WHAT IS NEEDED: Reproduce the listing below in its entirety. Change nothing.

EXCERPTED DATA:

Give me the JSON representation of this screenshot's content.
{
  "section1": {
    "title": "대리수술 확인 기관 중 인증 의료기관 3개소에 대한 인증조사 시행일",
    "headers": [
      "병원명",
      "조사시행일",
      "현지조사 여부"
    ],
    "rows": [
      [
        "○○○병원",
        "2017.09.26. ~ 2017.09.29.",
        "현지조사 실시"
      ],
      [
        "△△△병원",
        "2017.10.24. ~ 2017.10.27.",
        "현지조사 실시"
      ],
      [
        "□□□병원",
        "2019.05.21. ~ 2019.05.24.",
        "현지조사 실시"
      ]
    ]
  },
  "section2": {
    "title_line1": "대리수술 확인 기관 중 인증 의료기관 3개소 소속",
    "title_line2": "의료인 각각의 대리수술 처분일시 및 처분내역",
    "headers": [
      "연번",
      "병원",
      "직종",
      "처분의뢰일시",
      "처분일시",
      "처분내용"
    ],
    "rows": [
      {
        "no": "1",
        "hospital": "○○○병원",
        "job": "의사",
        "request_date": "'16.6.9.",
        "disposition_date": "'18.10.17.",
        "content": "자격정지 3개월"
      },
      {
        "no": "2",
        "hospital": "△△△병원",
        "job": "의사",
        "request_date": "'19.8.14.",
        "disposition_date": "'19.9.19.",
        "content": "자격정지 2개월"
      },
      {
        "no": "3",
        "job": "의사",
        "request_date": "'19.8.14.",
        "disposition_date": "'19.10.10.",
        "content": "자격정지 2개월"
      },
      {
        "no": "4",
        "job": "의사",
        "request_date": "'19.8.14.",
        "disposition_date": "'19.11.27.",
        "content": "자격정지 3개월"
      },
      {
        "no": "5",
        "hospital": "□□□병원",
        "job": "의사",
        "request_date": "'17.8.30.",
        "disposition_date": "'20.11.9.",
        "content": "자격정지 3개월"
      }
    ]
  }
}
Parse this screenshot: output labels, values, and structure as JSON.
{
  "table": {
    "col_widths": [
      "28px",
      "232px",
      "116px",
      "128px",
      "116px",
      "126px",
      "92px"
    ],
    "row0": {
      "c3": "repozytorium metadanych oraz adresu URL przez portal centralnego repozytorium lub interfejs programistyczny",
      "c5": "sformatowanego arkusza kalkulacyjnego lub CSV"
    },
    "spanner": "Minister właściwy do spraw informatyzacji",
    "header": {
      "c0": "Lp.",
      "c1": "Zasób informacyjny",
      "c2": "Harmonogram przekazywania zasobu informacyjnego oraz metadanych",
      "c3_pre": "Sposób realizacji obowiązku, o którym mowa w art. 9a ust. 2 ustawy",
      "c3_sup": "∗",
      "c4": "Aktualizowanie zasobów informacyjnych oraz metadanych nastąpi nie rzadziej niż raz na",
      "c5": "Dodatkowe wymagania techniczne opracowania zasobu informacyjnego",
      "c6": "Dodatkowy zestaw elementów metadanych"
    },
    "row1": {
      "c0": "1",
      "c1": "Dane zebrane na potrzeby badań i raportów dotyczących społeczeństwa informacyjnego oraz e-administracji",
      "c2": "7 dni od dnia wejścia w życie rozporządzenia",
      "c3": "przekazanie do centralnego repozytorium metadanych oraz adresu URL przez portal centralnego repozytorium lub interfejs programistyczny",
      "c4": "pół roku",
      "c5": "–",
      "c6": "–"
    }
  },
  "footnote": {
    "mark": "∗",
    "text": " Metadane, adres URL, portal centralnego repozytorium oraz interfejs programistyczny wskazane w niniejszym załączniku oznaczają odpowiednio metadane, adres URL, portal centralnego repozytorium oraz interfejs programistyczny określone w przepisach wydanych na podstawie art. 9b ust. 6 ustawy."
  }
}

TASK SOLUTION:
Give me the JSON representation of this screenshot's content.
{
  "section1": {
    "title": "대리수술 확인 기관 중 인증 의료기관 3개소에 대한 인증조사 시행일",
    "headers": [
      "병원명",
      "조사시행일",
      "현지조사 여부"
    ],
    "rows": [
      [
        "○○○병원",
        "2017.09.26. ~ 2017.09.29.",
        "현지조사 실시"
      ],
      [
        "△△△병원",
        "2017.10.24. ~ 2017.10.27.",
        "현지조사 실시"
      ],
      [
        "□□□병원",
        "2019.05.21. ~ 2019.05.24.",
        "현지조사 실시"
      ]
    ]
  },
  "section2": {
    "title_line1": "대리수술 확인 기관 중 인증 의료기관 3개소 소속",
    "title_line2": "의료인 각각의 대리수술 처분일시 및 처분내역",
    "headers": [
      "연번",
      "병원",
      "직종",
      "처분의뢰일시",
      "처분일시",
      "처분내용"
    ],
    "rows": [
      {
        "no": "1",
        "hospital": "○○○병원",
        "job": "의사",
        "request_date": "'16.6.9.",
        "disposition_date": "'18.10.17.",
        "content": "자격정지 3개월"
      },
      {
        "no": "2",
        "hospital": "△△△병원",
        "job": "의사",
        "request_date": "'19.8.14.",
        "disposition_date": "'19.9.19.",
        "content": "자격정지 2개월"
      },
      {
        "no": "3",
        "job": "의사",
        "request_date": "'19.8.14.",
        "disposition_date": "'19.10.10.",
        "content": "자격정지 2개월"
      },
      {
        "no": "4",
        "job": "의사",
        "request_date": "'19.8.14.",
        "disposition_date": "'19.11.27.",
        "content": "자격정지 3개월"
      },
      {
        "no": "5",
        "hospital": "□□□병원",
        "job": "의사",
        "request_date": "'17.8.30.",
        "disposition_date": "'20.11.9.",
        "content": "자격정지 3개월"
      }
    ]
  }
}
Parse this screenshot: output labels, values, and structure as JSON.
{
  "table": {
    "col_widths": [
      "28px",
      "232px",
      "116px",
      "128px",
      "116px",
      "126px",
      "92px"
    ],
    "row0": {
      "c3": "repozytorium metadanych oraz adresu URL przez portal centralnego repozytorium lub interfejs programistyczny",
      "c5": "sformatowanego arkusza kalkulacyjnego lub CSV"
    },
    "spanner": "Minister właściwy do spraw informatyzacji",
    "header": {
      "c0": "Lp.",
      "c1": "Zasób informacyjny",
      "c2": "Harmonogram przekazywania zasobu informacyjnego oraz metadanych",
      "c3_pre": "Sposób realizacji obowiązku, o którym mowa w art. 9a ust. 2 ustawy",
      "c3_sup": "∗",
      "c4": "Aktualizowanie zasobów informacyjnych oraz metadanych nastąpi nie rzadziej niż raz na",
      "c5": "Dodatkowe wymagania techniczne opracowania zasobu informacyjnego",
      "c6": "Dodatkowy zestaw elementów metadanych"
    },
    "row1": {
      "c0": "1",
      "c1": "Dane zebrane na potrzeby badań i raportów dotyczących społeczeństwa informacyjnego oraz e-administracji",
      "c2": "7 dni od dnia wejścia w życie rozporządzenia",
      "c3": "przekazanie do centralnego repozytorium metadanych oraz adresu URL przez portal centralnego repozytorium lub interfejs programistyczny",
      "c4": "pół roku",
      "c5": "–",
      "c6": "–"
    }
  },
  "footnote": {
    "mark": "∗",
    "text": " Metadane, adres URL, portal centralnego repozytorium oraz interfejs programistyczny wskazane w niniejszym załączniku oznaczają odpowiednio metadane, adres URL, portal centralnego repozytorium oraz interfejs programistyczny określone w przepisach wydanych na podstawie art. 9b ust. 6 ustawy."
  }
}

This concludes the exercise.